▸ **THE EXERCISE**
Extract all lines in the data that contain the word "ایستابی".

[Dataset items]
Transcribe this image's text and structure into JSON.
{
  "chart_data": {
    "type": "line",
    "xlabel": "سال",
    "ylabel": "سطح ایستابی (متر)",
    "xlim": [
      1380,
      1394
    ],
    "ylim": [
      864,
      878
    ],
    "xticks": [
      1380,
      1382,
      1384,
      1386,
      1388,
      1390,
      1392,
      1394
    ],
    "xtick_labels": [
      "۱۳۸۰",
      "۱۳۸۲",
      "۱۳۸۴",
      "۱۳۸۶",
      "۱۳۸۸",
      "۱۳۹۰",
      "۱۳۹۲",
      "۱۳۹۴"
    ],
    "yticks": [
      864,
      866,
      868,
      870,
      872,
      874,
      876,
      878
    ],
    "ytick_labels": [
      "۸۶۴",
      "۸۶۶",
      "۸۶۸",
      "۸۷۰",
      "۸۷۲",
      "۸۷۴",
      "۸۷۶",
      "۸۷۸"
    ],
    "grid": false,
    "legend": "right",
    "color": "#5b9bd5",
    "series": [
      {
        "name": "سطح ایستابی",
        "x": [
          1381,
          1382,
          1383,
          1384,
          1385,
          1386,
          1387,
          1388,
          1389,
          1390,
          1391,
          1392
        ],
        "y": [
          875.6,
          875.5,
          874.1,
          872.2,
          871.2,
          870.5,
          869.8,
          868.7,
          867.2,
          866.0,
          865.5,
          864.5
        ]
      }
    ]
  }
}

▸ **EXERCISE OUTPUT**
    "ylabel": "سطح ایستابی (متر)",
        "name": "سطح ایستابی",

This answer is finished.